DOCUMENT:
──────

Ah, books! Such wonderful capsules of words on paper, such wealth when we find one we can't put down, or one that engages or challenges us to think, to learn. And we learn in so many ways if along the way we learn to be critical readers.

I used to have more time to read more than I do now, and now I tend towards unabridged audio books. I have stacks of books waiting to be read and I hope I'll make it to them one day. I also have books because they are resources and I was able to get them at a good price (every so often Half-Price Books puts their excess Norton and Heath, etc., anthologies on sale for a buck or two a piece). I've put copies of those in each kids' room. More times than I can say my daughter (now a high school senior) has come asking me if we can find a particular book or essay and more often than not we've had it here. That is satisfactory for all of us. I can't and won't begin to duplicate the holdings of a library, but I have a core set of books that are very useful.

I believe that title above should be Foucault's Pendulum. I have some Foucault here, from a class I began in graduate school, the only one I ever had to drop (the now-ex decided to start disappearing on weekends and I couldn't manage child care and this much reading at the same time. At least he had the grace to show some chagrin when he realized I had to drop the class). I'd like to read more of it. As difficult as it is, I think he has some really good ideas in there.

I decided, many years ago, to read the novels of Thomas Hardy. My reasons weren't pure curiosity--more of a challenge from a friend's bragging about his girlfriend's reading--to see what all of the fuss was about. I quickly grew to love these novels, and am pleased to see that more of them have been published in the U.S. than were available at that time.

I did a master's degree in English and waded into a great number of books. It was a chance to wallow in stories and I loved having that opportunity. It was also a chance to read criticism and see what other people were getting out of these books. As a postmodernist, it didn't mean I needed to get the same meaning as they, and if I found what appeared to be flawed logic in criticism it made for a good paper because I had to back up my position with solid illustration of my own close readings and scholarship. All the while, continuing to read on the side and amazed at how ideas can form when you pass one book over another.

There may be book snobs around, but I don't know any of them. I know people who, as I do, slip the dust jacket off of a new hardcover before reading the book, then put it neatly in place afterward, because I have a growing collection of valuable first editions and perhaps this book will become one of those. I'm sitting looking at a copy of a first edition Sinclair Lewis It Can't Happen Here that I haven't read yet, but will, because I think this book's time has come again. Has anyone else read Babbitt? You should--it's funny and engaging and frustrating and a real eye-opener to how we live, still, in the U.S.

──────

TO DO:
• A. Please copy, word for word, the part of the essay on books that opens with the words containing "Ah, books! Such" and closes with "be critical readers.".
• B. In the essay on books, whose novels did the writer decide many years ago to read?
• C. Extend the essay on books, picking up right after its final sentence.

EXCERPTED RECORDS:
──────

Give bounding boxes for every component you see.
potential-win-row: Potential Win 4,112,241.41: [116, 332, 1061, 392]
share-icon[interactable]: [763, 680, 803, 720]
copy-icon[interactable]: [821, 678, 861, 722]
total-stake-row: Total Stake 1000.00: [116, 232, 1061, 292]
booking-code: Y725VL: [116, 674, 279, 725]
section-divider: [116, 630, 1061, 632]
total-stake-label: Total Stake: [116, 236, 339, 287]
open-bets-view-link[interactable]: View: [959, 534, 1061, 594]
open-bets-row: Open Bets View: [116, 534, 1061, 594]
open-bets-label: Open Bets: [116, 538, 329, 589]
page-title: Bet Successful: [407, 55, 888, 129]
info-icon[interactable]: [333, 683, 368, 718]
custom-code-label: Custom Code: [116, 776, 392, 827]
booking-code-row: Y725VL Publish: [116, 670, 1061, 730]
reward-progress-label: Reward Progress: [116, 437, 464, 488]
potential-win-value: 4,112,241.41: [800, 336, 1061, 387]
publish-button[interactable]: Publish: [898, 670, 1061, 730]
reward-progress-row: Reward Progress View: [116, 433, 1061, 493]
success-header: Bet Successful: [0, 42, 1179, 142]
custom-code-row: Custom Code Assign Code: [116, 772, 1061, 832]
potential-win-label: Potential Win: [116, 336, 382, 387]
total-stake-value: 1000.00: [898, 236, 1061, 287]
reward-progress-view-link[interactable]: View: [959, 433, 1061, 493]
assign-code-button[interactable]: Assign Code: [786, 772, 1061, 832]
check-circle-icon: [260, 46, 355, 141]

──────

SOLVED TASKS:
• A.
Ah, books! Such wonderful capsules of words on paper, such wealth when we find one we can't put down, or one that engages or challenges us to think, to learn. And we learn in so many ways if along the way we learn to be critical readers.

• B. Thomas Hardy's.

• C.
Steinbeck, Hemingway, Cather, there are so many solid American story tellers. And there are the essays. Baily White's Mama Makes Up Her Mind is a little-known (except among listeners of All Things Considered) is one that I've again pulled off of my shelf to reread. Linda Hasselstrom, a friend from years of attending literary conferences, has wonderful collections of women's essays. Crazy Woman Creek: Women Rewrite the American West is back on my bedside after a hiatus when I was reading other things.

I have boxes of books, novels and mysteries, I packed up at my Dad's house after he died, and I have shelves of books that he mailed to me after he finished reading them, because he thought I'd enjoy them. I've hesitated to take any of the boxed books to the used book place because I haven't had a chance to read them and I want to see what he was enjoying. He read fast, and he read every evening in his favorite chair in the corner of the living room over by the window. The next door neighbor finally decided something must be wrong when on a Tuesday evening he hadn't seen my Dad's light on since before the weekend. Dad often times went away for the weekend, but he was never away from his reading for that long. (Tom had been ill himself or he might have realized something was wrong sooner. He was still wheeling an IV around when I next saw him. We think Dad died a week earlier, based on phone and email records).

Dad was a retired reference librarian. He read all of the time. He collected music for 40 years. You can bet that some of the stuff he read fed into his knowledge of the songs he loved.

Not a bad way to spend your life, reading and singing, eh?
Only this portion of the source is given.